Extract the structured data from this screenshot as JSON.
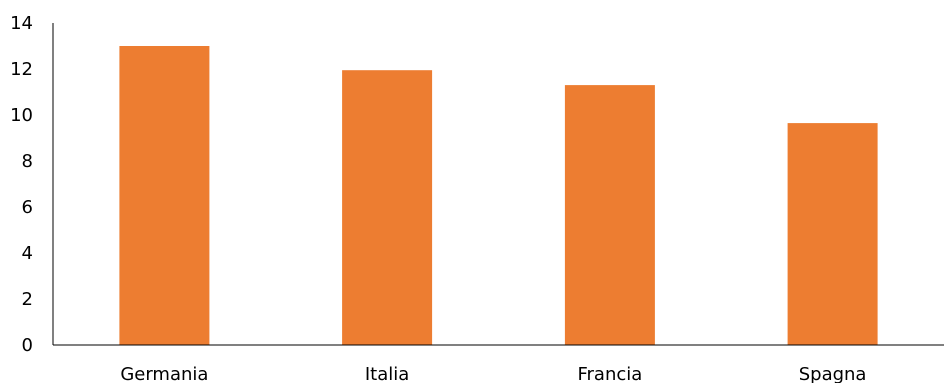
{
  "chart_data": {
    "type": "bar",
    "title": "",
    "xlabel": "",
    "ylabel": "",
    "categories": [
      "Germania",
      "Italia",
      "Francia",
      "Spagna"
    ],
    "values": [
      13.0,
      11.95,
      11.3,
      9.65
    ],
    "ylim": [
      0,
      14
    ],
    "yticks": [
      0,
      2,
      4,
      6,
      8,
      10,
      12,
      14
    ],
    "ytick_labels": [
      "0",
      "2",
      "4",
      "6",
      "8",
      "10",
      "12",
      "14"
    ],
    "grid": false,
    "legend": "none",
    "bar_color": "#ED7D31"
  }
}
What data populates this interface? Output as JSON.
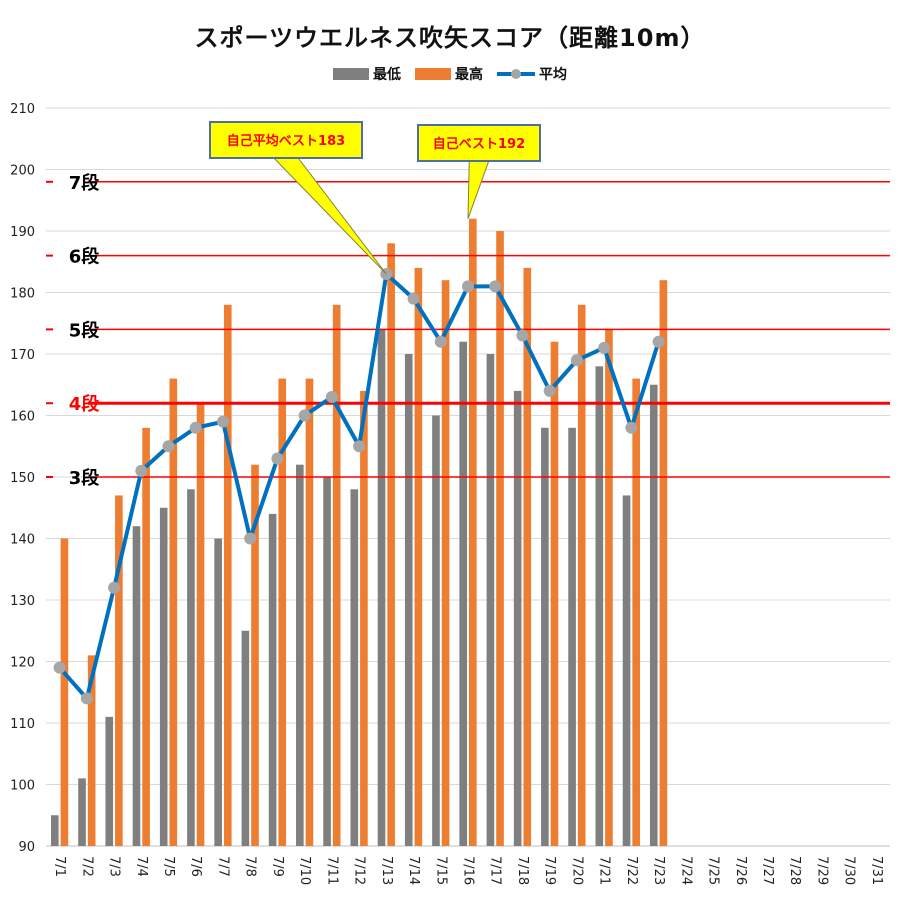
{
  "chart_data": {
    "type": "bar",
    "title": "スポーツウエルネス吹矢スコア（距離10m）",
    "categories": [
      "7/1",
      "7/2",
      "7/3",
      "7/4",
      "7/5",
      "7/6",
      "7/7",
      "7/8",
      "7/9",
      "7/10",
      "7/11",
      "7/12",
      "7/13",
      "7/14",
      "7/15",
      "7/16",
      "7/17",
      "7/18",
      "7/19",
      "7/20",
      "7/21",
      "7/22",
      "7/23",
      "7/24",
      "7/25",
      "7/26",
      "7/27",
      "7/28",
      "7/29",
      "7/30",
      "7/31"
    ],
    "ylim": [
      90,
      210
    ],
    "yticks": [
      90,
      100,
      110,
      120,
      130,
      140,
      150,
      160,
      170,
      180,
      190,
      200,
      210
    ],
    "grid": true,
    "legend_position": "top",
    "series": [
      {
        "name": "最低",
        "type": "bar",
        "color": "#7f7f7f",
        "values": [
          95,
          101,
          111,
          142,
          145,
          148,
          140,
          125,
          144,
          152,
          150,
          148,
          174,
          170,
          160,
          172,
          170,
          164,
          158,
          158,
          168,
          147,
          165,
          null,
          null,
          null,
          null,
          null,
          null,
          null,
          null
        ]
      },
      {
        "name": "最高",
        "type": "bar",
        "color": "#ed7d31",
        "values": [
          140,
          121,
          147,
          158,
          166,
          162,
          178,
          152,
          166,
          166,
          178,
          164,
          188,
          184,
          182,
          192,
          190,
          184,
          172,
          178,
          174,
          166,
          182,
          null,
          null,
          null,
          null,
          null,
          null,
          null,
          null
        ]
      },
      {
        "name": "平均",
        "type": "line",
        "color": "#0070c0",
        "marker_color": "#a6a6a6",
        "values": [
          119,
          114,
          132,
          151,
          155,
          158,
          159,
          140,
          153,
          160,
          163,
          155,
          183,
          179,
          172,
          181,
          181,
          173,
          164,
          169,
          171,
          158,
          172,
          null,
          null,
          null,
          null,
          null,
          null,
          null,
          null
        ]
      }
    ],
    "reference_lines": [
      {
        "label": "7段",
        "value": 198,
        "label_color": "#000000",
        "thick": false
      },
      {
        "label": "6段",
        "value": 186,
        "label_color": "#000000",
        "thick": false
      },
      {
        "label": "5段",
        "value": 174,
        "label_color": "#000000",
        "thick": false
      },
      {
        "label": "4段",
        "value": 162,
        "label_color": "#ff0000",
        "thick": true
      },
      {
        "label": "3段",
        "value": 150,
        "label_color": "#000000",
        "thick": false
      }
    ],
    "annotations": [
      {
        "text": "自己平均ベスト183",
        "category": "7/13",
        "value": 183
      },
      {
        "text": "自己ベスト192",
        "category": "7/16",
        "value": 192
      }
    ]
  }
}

* * *

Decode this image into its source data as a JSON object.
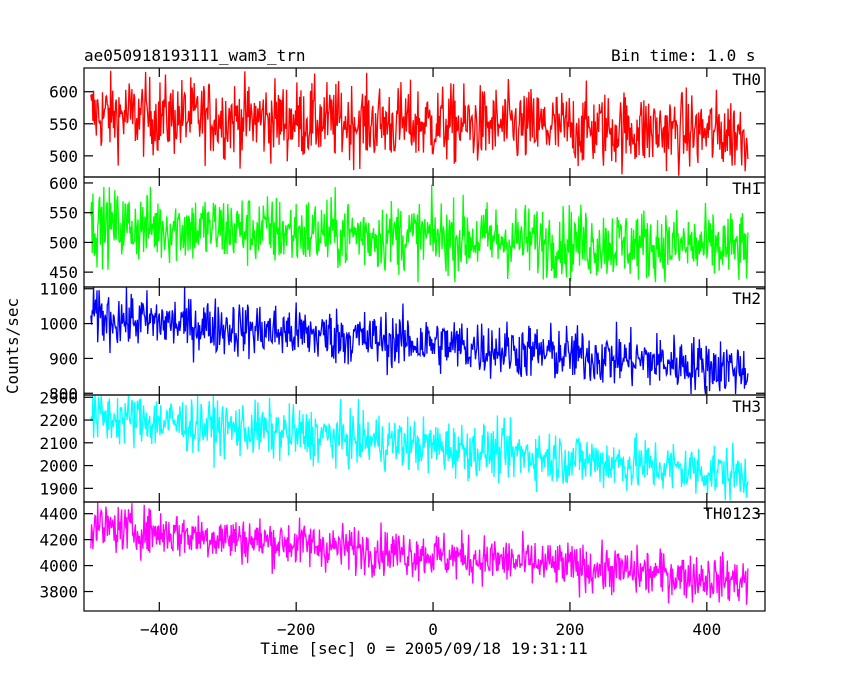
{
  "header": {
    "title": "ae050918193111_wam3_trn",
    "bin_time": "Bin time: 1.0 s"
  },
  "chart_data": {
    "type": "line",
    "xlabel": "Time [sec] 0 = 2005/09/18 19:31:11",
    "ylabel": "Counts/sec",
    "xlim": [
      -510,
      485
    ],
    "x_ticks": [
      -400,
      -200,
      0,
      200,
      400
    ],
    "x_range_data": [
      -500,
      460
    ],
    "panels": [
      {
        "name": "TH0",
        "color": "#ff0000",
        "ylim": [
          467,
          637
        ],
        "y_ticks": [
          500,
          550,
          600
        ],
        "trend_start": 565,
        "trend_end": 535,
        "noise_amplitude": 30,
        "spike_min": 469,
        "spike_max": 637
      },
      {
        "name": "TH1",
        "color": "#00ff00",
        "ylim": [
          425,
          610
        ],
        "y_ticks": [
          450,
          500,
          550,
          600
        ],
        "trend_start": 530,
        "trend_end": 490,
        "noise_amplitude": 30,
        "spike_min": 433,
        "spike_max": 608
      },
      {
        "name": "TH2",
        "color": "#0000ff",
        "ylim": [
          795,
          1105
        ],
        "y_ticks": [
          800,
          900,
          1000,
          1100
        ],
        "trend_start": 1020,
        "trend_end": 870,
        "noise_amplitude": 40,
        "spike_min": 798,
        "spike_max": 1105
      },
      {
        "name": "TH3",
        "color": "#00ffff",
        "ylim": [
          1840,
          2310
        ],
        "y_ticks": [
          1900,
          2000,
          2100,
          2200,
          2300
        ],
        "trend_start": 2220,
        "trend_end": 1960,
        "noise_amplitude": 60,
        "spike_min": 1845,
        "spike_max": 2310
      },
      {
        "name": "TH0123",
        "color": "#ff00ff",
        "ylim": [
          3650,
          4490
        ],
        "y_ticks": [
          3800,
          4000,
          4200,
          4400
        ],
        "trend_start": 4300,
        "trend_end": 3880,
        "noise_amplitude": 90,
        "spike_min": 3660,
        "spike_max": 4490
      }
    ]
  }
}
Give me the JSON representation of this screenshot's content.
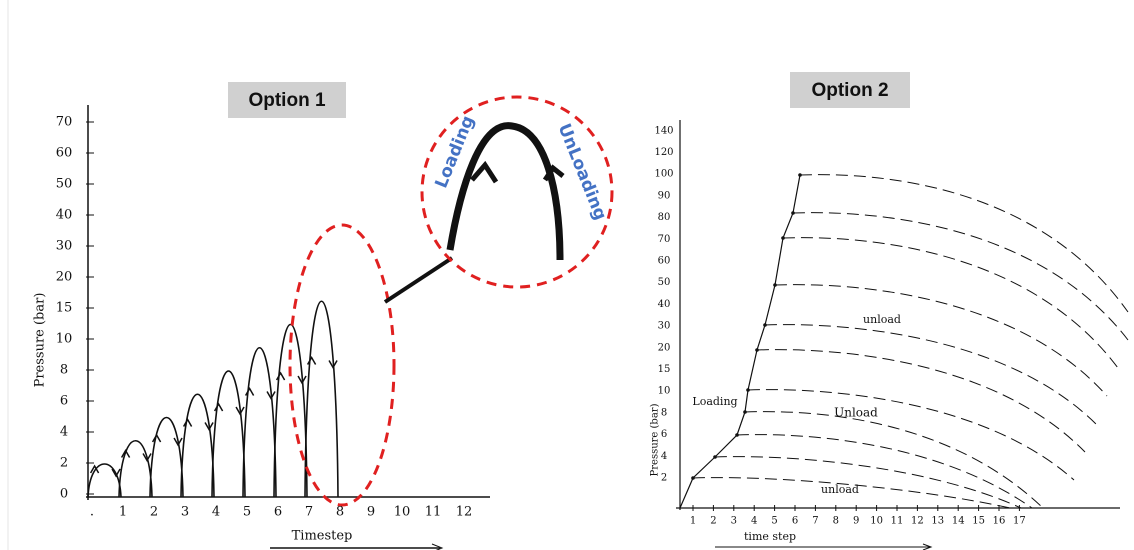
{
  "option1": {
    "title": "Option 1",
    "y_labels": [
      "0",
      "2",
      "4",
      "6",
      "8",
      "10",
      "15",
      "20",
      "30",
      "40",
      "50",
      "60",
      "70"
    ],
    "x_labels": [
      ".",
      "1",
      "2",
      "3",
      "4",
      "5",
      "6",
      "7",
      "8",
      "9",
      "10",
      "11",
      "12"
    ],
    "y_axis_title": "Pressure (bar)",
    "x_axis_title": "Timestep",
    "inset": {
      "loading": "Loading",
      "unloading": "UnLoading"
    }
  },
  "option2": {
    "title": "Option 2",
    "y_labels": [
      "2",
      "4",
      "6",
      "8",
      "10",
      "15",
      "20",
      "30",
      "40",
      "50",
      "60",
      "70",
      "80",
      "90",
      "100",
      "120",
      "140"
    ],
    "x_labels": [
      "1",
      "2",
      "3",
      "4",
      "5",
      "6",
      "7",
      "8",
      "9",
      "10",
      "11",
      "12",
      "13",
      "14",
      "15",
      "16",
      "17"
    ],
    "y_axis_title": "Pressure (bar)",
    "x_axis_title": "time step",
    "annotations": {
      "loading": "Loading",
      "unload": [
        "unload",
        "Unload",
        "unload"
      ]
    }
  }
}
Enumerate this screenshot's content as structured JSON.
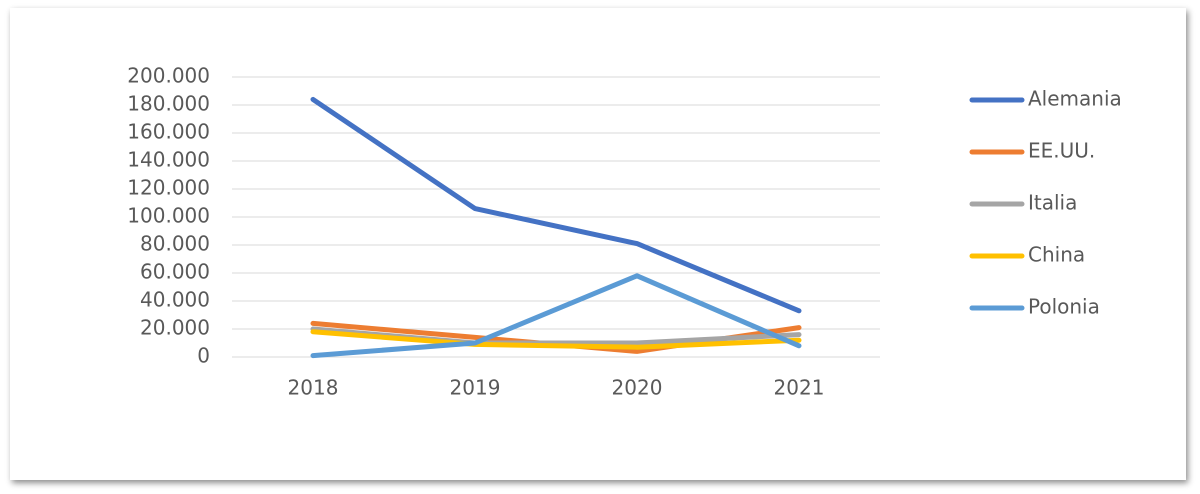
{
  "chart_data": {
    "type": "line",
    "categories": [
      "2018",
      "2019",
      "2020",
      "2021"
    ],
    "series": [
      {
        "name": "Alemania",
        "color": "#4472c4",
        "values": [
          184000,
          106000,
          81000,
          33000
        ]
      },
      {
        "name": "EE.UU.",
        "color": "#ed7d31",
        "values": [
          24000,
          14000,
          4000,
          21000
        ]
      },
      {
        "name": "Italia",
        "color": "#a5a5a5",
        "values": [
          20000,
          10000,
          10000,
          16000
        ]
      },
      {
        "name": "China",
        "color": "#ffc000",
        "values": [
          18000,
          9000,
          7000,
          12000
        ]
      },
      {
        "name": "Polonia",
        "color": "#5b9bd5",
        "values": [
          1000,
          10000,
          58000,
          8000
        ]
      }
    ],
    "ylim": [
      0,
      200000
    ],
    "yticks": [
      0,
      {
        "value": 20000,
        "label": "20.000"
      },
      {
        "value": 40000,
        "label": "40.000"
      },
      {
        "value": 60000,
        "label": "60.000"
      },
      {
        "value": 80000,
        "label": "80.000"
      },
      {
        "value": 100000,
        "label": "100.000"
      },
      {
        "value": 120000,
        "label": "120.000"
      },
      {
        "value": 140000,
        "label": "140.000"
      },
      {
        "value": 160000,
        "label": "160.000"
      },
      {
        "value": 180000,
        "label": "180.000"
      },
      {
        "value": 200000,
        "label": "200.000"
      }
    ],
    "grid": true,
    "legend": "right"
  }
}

• Stated problem: Look through the data and show every line containing "structured".

• Answer to the exercise:
Extract the structured data from this screenshot as JSON.
Enumerate this screenshot's content as structured JSON.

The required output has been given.